[Records contained in a dataset]
-*-*-

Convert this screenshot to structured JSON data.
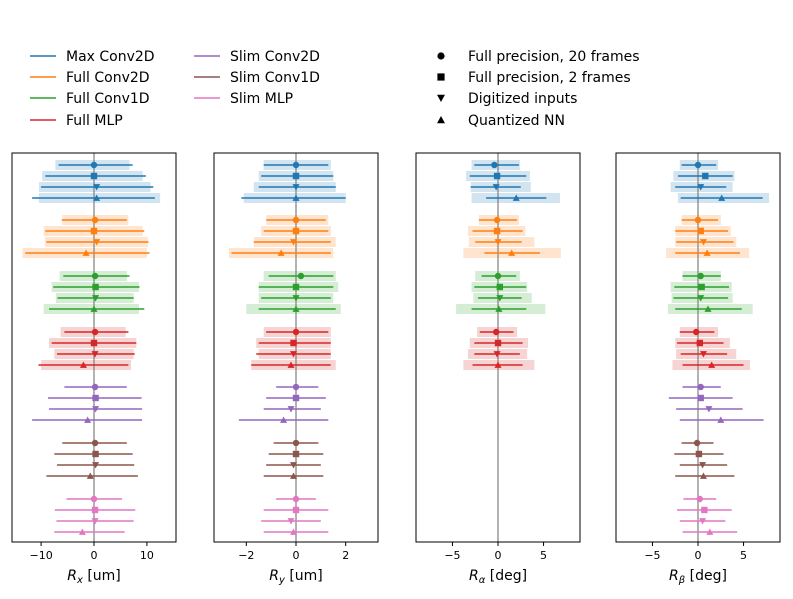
{
  "chart_data": {
    "type": "errorbar",
    "colors": {
      "Max Conv2D": "#1f77b4",
      "Full Conv2D": "#ff7f0e",
      "Full Conv1D": "#2ca02c",
      "Full MLP": "#d62728",
      "Slim Conv2D": "#9467bd",
      "Slim Conv1D": "#8c564b",
      "Slim MLP": "#e377c2"
    },
    "legend_models": {
      "col1": [
        "Max Conv2D",
        "Full Conv2D",
        "Full Conv1D",
        "Full MLP"
      ],
      "col2": [
        "Slim Conv2D",
        "Slim Conv1D",
        "Slim MLP"
      ]
    },
    "legend_markers": [
      {
        "marker": "circle",
        "label": "Full precision, 20 frames"
      },
      {
        "marker": "square",
        "label": "Full precision, 2 frames"
      },
      {
        "marker": "triangle-down",
        "label": "Digitized inputs"
      },
      {
        "marker": "triangle-up",
        "label": "Quantized NN"
      }
    ],
    "models": [
      "Max Conv2D",
      "Full Conv2D",
      "Full Conv1D",
      "Full MLP",
      "Slim Conv2D",
      "Slim Conv1D",
      "Slim MLP"
    ],
    "variants": [
      "Full precision, 20 frames",
      "Full precision, 2 frames",
      "Digitized inputs",
      "Quantized NN"
    ],
    "panels": [
      {
        "xlabel": "R_x [um]",
        "xlabel_main": "R",
        "xlabel_sub": "x",
        "xlabel_unit": " [um]",
        "xlim": [
          -15.5,
          15.5
        ],
        "xticks": [
          -10,
          0,
          10
        ],
        "xtick_labels": [
          "−10",
          "0",
          "10"
        ],
        "data": {
          "Max Conv2D": [
            [
              0.0,
              6.7,
              7.3
            ],
            [
              0.0,
              9.2,
              9.8
            ],
            [
              0.5,
              10.5,
              10.7
            ],
            [
              0.5,
              12.2,
              11.0
            ]
          ],
          "Full Conv2D": [
            [
              0.2,
              6.3,
              6.0
            ],
            [
              0.0,
              9.2,
              9.5
            ],
            [
              0.5,
              9.5,
              9.8
            ],
            [
              -1.5,
              11.5,
              12.0
            ]
          ],
          "Full Conv1D": [
            [
              0.2,
              6.0,
              6.5
            ],
            [
              0.3,
              8.0,
              8.3
            ],
            [
              0.3,
              7.2,
              7.2
            ],
            [
              0.0,
              8.5,
              9.5
            ]
          ],
          "Full MLP": [
            [
              0.2,
              5.8,
              6.3
            ],
            [
              0.0,
              8.0,
              8.0
            ],
            [
              0.2,
              7.2,
              7.5
            ],
            [
              -2.0,
              8.5,
              8.5
            ]
          ],
          "Slim Conv2D": [
            [
              0.2,
              5.8,
              6.0
            ],
            [
              0.3,
              9.0,
              8.7
            ],
            [
              0.3,
              8.8,
              8.8
            ],
            [
              -1.2,
              10.5,
              10.3
            ]
          ],
          "Slim Conv1D": [
            [
              0.2,
              6.2,
              6.0
            ],
            [
              0.3,
              7.8,
              7.0
            ],
            [
              0.3,
              7.3,
              7.3
            ],
            [
              -0.7,
              8.3,
              9.0
            ]
          ],
          "Slim MLP": [
            [
              0.0,
              5.2,
              5.3
            ],
            [
              0.2,
              7.6,
              7.6
            ],
            [
              0.2,
              7.3,
              7.3
            ],
            [
              -2.2,
              5.3,
              8.0
            ]
          ]
        },
        "bands": {
          "Max Conv2D": [
            [
              -7.3,
              6.7
            ],
            [
              -9.8,
              9.2
            ],
            [
              -10.4,
              10.7
            ],
            [
              -10.4,
              12.5
            ]
          ],
          "Full Conv2D": [
            [
              -6.0,
              6.5
            ],
            [
              -9.5,
              9.2
            ],
            [
              -9.3,
              10.2
            ],
            [
              -13.5,
              10.0
            ]
          ],
          "Full Conv1D": [
            [
              -6.5,
              6.2
            ],
            [
              -8.0,
              8.5
            ],
            [
              -7.2,
              7.5
            ],
            [
              -9.5,
              8.5
            ]
          ],
          "Full MLP": [
            [
              -6.3,
              6.0
            ],
            [
              -8.5,
              8.0
            ],
            [
              -7.5,
              7.5
            ],
            [
              -10.0,
              7.0
            ]
          ],
          "Slim Conv2D": null,
          "Slim Conv1D": null,
          "Slim MLP": null
        }
      },
      {
        "xlabel": "R_y [um]",
        "xlabel_main": "R",
        "xlabel_sub": "y",
        "xlabel_unit": " [um]",
        "xlim": [
          -3.3,
          3.3
        ],
        "xticks": [
          -2,
          0,
          2
        ],
        "xtick_labels": [
          "−2",
          "0",
          "2"
        ],
        "data": {
          "Max Conv2D": [
            [
              0.0,
              1.3,
              1.3
            ],
            [
              0.0,
              1.4,
              1.5
            ],
            [
              0.0,
              1.5,
              1.6
            ],
            [
              0.0,
              2.2,
              2.0
            ]
          ],
          "Full Conv2D": [
            [
              0.0,
              1.2,
              1.2
            ],
            [
              0.0,
              1.3,
              1.3
            ],
            [
              -0.1,
              1.6,
              1.5
            ],
            [
              -0.6,
              2.0,
              2.0
            ]
          ],
          "Full Conv1D": [
            [
              0.2,
              1.3,
              1.3
            ],
            [
              0.0,
              1.5,
              1.5
            ],
            [
              0.0,
              1.4,
              1.4
            ],
            [
              0.0,
              1.5,
              1.6
            ]
          ],
          "Full MLP": [
            [
              0.0,
              1.2,
              1.3
            ],
            [
              -0.1,
              1.4,
              1.5
            ],
            [
              -0.1,
              1.5,
              1.5
            ],
            [
              -0.2,
              1.6,
              1.6
            ]
          ],
          "Slim Conv2D": [
            [
              0.0,
              0.8,
              0.9
            ],
            [
              0.0,
              1.2,
              1.2
            ],
            [
              -0.2,
              1.1,
              1.2
            ],
            [
              -0.5,
              1.8,
              1.8
            ]
          ],
          "Slim Conv1D": [
            [
              0.0,
              0.9,
              0.9
            ],
            [
              0.0,
              1.1,
              1.1
            ],
            [
              -0.1,
              1.1,
              1.1
            ],
            [
              -0.1,
              1.2,
              1.2
            ]
          ],
          "Slim MLP": [
            [
              0.0,
              0.8,
              0.8
            ],
            [
              0.0,
              1.3,
              1.3
            ],
            [
              -0.2,
              1.2,
              1.2
            ],
            [
              -0.1,
              1.2,
              1.4
            ]
          ]
        },
        "bands": {
          "Max Conv2D": [
            [
              -1.3,
              1.4
            ],
            [
              -1.5,
              1.5
            ],
            [
              -1.7,
              1.6
            ],
            [
              -2.1,
              2.0
            ]
          ],
          "Full Conv2D": [
            [
              -1.2,
              1.3
            ],
            [
              -1.4,
              1.4
            ],
            [
              -1.7,
              1.6
            ],
            [
              -2.7,
              1.5
            ]
          ],
          "Full Conv1D": [
            [
              -1.3,
              1.6
            ],
            [
              -1.5,
              1.7
            ],
            [
              -1.5,
              1.5
            ],
            [
              -2.0,
              1.8
            ]
          ],
          "Full MLP": [
            [
              -1.3,
              1.4
            ],
            [
              -1.6,
              1.4
            ],
            [
              -1.5,
              1.4
            ],
            [
              -1.8,
              1.6
            ]
          ],
          "Slim Conv2D": null,
          "Slim Conv1D": null,
          "Slim MLP": null
        }
      },
      {
        "xlabel": "R_α [deg]",
        "xlabel_main": "R",
        "xlabel_sub": "α",
        "xlabel_unit": " [deg]",
        "xlim": [
          -9.0,
          9.0
        ],
        "xticks": [
          -5,
          0,
          5
        ],
        "xtick_labels": [
          "−5",
          "0",
          "5"
        ],
        "data": {
          "Max Conv2D": [
            [
              -0.4,
              2.2,
              2.7
            ],
            [
              -0.1,
              3.0,
              3.2
            ],
            [
              -0.2,
              2.8,
              2.7
            ],
            [
              2.0,
              3.3,
              3.3
            ]
          ],
          "Full Conv2D": [
            [
              -0.1,
              2.0,
              2.2
            ],
            [
              -0.1,
              2.7,
              2.8
            ],
            [
              0.0,
              2.5,
              2.6
            ],
            [
              1.5,
              3.0,
              3.1
            ]
          ],
          "Full Conv1D": [
            [
              0.0,
              1.8,
              2.0
            ],
            [
              0.2,
              2.8,
              2.9
            ],
            [
              0.2,
              2.4,
              2.4
            ],
            [
              0.1,
              3.0,
              3.0
            ]
          ],
          "Full MLP": [
            [
              -0.2,
              1.8,
              1.9
            ],
            [
              0.0,
              2.6,
              2.7
            ],
            [
              -0.1,
              2.5,
              2.5
            ],
            [
              0.0,
              2.8,
              2.7
            ]
          ],
          "Slim Conv2D": null,
          "Slim Conv1D": null,
          "Slim MLP": null
        },
        "bands": {
          "Max Conv2D": [
            [
              -2.9,
              2.4
            ],
            [
              -3.5,
              3.5
            ],
            [
              -3.0,
              3.6
            ],
            [
              -2.9,
              6.8
            ]
          ],
          "Full Conv2D": [
            [
              -2.1,
              2.3
            ],
            [
              -3.3,
              3.0
            ],
            [
              -3.2,
              4.0
            ],
            [
              -3.8,
              6.9
            ]
          ],
          "Full Conv1D": [
            [
              -2.5,
              2.4
            ],
            [
              -2.9,
              3.2
            ],
            [
              -2.7,
              3.7
            ],
            [
              -4.6,
              5.2
            ]
          ],
          "Full MLP": [
            [
              -2.3,
              2.1
            ],
            [
              -3.1,
              3.3
            ],
            [
              -3.3,
              3.2
            ],
            [
              -3.8,
              4.0
            ]
          ],
          "Slim Conv2D": null,
          "Slim Conv1D": null,
          "Slim MLP": null
        }
      },
      {
        "xlabel": "R_β [deg]",
        "xlabel_main": "R",
        "xlabel_sub": "β",
        "xlabel_unit": " [deg]",
        "xlim": [
          -9.0,
          9.0
        ],
        "xticks": [
          -5,
          0,
          5
        ],
        "xtick_labels": [
          "−5",
          "0",
          "5"
        ],
        "data": {
          "Max Conv2D": [
            [
              0.0,
              1.8,
              2.0
            ],
            [
              0.8,
              3.0,
              3.0
            ],
            [
              0.3,
              2.8,
              2.8
            ],
            [
              2.6,
              4.5,
              4.5
            ]
          ],
          "Full Conv2D": [
            [
              0.0,
              1.8,
              2.2
            ],
            [
              0.3,
              2.8,
              3.0
            ],
            [
              0.6,
              3.0,
              3.3
            ],
            [
              1.0,
              3.5,
              3.6
            ]
          ],
          "Full Conv1D": [
            [
              0.3,
              2.0,
              2.2
            ],
            [
              0.4,
              3.0,
              3.0
            ],
            [
              0.3,
              3.0,
              3.0
            ],
            [
              1.1,
              3.6,
              3.7
            ]
          ],
          "Full MLP": [
            [
              -0.2,
              1.8,
              2.0
            ],
            [
              0.2,
              2.5,
              2.6
            ],
            [
              0.6,
              2.5,
              2.6
            ],
            [
              1.5,
              3.2,
              3.5
            ]
          ],
          "Slim Conv2D": [
            [
              0.3,
              2.0,
              2.2
            ],
            [
              0.3,
              3.5,
              3.5
            ],
            [
              1.2,
              3.6,
              3.7
            ],
            [
              2.5,
              4.5,
              4.7
            ]
          ],
          "Slim Conv1D": [
            [
              -0.1,
              1.7,
              1.8
            ],
            [
              0.1,
              2.7,
              2.7
            ],
            [
              0.5,
              2.5,
              2.7
            ],
            [
              0.6,
              3.1,
              3.4
            ]
          ],
          "Slim MLP": [
            [
              0.2,
              1.8,
              1.8
            ],
            [
              0.7,
              3.0,
              3.0
            ],
            [
              0.5,
              2.5,
              2.5
            ],
            [
              1.3,
              3.0,
              3.0
            ]
          ]
        },
        "bands": {
          "Max Conv2D": [
            [
              -2.0,
              2.2
            ],
            [
              -2.7,
              4.0
            ],
            [
              -3.0,
              3.8
            ],
            [
              -2.2,
              7.8
            ]
          ],
          "Full Conv2D": [
            [
              -1.8,
              2.5
            ],
            [
              -2.5,
              3.6
            ],
            [
              -2.5,
              4.2
            ],
            [
              -3.5,
              5.6
            ]
          ],
          "Full Conv1D": [
            [
              -1.7,
              2.5
            ],
            [
              -3.0,
              3.7
            ],
            [
              -2.9,
              3.8
            ],
            [
              -3.3,
              6.0
            ]
          ],
          "Full MLP": [
            [
              -2.0,
              2.2
            ],
            [
              -2.5,
              3.5
            ],
            [
              -2.4,
              4.2
            ],
            [
              -2.8,
              5.7
            ]
          ],
          "Slim Conv2D": null,
          "Slim Conv1D": null,
          "Slim MLP": null
        }
      }
    ]
  }
}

-*-*-

SHORT EXERCISE. Tell how many lines above contain the word "precision". Give the number alone.

WRITTEN SOLUTION. 4